— start —

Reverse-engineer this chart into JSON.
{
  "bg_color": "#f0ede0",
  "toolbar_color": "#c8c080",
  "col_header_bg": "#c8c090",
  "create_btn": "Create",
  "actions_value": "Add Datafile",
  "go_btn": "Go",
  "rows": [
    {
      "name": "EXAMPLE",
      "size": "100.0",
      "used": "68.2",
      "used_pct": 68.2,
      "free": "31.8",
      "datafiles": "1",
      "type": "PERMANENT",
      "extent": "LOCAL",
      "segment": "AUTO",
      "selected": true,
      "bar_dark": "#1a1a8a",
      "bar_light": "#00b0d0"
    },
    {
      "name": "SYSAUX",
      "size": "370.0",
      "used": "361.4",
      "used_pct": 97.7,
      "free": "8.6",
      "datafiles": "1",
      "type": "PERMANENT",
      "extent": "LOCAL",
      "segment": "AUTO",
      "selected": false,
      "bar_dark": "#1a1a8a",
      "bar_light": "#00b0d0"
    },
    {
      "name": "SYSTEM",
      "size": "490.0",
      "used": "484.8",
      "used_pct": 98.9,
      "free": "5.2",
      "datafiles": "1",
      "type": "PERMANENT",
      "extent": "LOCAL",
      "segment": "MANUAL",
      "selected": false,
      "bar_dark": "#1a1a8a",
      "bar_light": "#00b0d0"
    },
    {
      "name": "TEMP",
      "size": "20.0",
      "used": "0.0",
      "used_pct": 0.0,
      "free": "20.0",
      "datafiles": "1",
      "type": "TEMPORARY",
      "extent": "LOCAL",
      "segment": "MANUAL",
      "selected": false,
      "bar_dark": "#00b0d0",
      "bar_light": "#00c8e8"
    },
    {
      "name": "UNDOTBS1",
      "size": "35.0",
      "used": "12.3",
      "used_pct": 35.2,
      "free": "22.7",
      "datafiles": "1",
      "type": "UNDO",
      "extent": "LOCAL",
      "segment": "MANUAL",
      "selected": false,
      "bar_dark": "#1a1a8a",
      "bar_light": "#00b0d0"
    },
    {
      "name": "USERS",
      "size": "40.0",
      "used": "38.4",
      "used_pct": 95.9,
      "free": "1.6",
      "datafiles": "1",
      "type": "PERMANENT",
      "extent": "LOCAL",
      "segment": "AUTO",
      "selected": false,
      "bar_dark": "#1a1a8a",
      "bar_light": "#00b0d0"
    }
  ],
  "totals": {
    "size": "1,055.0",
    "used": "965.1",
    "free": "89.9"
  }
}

— end —

OBJECTIVE » Copy out all lines from the material above that contain the string "name".

SOLUTION FOR THIS EXERCISE »
      "name": "EXAMPLE",
      "name": "SYSAUX",
      "name": "SYSTEM",
      "name": "TEMP",
      "name": "UNDOTBS1",
      "name": "USERS",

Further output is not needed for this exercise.